**What you will do**
List each line in the records that contains the string "bottom".

**Image region annotations**
______
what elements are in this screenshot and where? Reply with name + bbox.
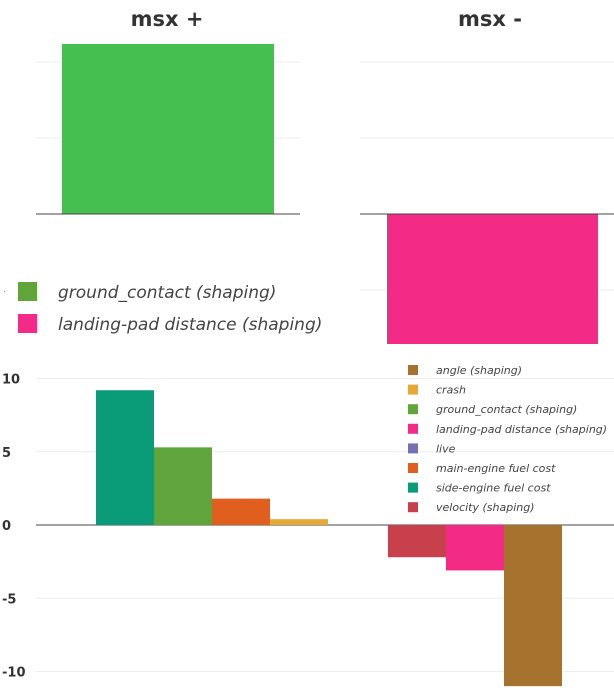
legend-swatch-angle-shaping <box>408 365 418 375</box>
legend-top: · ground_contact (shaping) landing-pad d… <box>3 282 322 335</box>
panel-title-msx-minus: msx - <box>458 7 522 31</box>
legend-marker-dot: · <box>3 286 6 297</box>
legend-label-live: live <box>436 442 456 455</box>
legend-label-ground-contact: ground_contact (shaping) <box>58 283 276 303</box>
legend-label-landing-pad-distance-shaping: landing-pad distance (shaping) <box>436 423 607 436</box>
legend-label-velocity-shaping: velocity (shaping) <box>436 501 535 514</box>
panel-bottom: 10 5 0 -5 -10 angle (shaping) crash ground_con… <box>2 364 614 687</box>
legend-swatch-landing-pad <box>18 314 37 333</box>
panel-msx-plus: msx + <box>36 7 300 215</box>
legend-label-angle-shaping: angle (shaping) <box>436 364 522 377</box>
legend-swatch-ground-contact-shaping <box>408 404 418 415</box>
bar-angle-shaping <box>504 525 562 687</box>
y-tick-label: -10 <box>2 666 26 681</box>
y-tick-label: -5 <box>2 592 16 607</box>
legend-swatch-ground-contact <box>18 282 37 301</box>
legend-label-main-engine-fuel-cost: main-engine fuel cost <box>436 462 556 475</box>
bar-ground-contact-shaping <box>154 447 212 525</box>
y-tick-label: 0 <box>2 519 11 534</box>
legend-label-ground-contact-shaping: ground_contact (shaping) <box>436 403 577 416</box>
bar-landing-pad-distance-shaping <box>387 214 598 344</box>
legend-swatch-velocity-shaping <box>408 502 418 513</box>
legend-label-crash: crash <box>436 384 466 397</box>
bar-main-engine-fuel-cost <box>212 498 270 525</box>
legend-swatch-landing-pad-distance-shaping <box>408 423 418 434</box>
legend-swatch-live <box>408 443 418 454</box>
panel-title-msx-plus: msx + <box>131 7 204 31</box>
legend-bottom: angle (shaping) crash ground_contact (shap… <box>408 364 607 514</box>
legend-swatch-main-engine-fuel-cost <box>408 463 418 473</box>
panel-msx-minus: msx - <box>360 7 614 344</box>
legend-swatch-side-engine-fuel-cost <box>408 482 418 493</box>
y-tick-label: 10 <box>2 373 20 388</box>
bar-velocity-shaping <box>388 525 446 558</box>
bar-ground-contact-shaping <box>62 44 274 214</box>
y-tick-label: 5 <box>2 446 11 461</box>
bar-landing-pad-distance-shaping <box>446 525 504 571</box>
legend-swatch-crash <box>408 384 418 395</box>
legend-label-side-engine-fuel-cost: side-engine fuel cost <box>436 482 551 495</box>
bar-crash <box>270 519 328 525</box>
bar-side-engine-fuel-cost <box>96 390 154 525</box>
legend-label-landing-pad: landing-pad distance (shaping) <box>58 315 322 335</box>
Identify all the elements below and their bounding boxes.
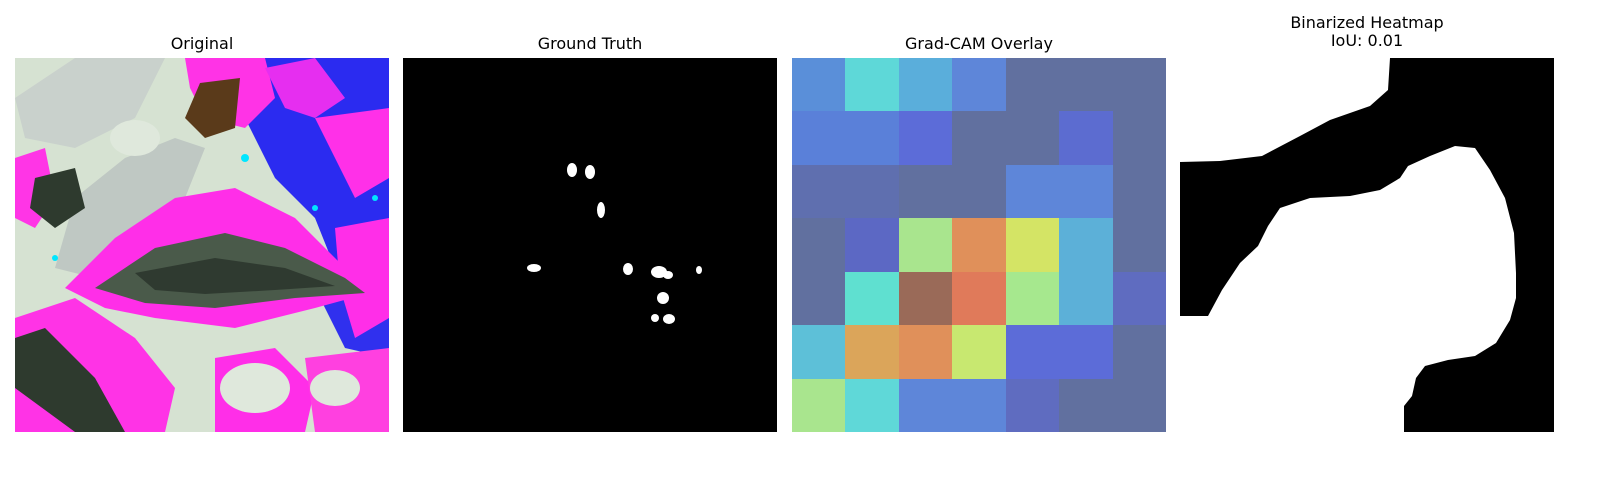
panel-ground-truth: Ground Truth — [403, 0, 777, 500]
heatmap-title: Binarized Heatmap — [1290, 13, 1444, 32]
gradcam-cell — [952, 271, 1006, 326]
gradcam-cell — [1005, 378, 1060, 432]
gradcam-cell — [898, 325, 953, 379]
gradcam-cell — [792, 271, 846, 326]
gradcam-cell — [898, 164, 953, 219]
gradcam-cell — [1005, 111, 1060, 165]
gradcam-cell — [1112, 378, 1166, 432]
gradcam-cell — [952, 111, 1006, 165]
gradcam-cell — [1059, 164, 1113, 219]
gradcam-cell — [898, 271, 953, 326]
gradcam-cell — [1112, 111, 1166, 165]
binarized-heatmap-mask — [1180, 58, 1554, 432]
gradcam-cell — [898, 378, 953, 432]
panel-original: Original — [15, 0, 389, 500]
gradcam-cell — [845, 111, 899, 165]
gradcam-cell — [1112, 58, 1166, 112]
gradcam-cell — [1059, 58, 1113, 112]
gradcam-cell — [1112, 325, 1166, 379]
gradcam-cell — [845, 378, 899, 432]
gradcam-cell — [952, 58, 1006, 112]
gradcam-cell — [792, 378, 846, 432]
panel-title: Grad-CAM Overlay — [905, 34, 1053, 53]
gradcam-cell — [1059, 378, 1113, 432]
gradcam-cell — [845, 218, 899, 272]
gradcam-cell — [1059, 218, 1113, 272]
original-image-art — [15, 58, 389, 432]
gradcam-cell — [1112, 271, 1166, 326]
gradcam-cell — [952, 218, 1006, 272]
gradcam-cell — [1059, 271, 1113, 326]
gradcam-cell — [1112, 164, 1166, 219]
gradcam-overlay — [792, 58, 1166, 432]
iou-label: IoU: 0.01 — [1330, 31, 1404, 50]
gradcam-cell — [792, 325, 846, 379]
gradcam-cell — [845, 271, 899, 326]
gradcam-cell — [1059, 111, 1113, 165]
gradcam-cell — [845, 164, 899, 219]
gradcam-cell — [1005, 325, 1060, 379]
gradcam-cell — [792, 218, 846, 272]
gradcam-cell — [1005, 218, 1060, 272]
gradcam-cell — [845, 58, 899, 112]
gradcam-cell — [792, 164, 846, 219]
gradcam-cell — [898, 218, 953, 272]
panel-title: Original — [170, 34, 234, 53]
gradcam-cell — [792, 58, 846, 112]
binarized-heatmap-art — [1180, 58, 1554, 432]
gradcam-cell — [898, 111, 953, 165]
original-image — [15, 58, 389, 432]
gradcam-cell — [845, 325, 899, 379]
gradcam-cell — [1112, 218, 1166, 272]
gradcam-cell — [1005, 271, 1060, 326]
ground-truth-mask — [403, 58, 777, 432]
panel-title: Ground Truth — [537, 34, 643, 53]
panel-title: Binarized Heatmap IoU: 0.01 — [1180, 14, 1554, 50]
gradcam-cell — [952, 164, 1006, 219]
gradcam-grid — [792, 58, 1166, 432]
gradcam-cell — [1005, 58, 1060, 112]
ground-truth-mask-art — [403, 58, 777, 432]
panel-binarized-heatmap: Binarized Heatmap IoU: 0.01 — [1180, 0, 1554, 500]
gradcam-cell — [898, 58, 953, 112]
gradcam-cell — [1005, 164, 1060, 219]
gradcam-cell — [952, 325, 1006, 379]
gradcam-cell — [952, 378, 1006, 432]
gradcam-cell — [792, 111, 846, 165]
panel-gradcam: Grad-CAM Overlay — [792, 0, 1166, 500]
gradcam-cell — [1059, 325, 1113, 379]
______
**Response**
panel-bottom: 10 5 0 -5 -10 angle (shaping) crash ground_con… <box>2 364 614 687</box>
legend-bottom: angle (shaping) crash ground_contact (shap… <box>408 364 607 514</box>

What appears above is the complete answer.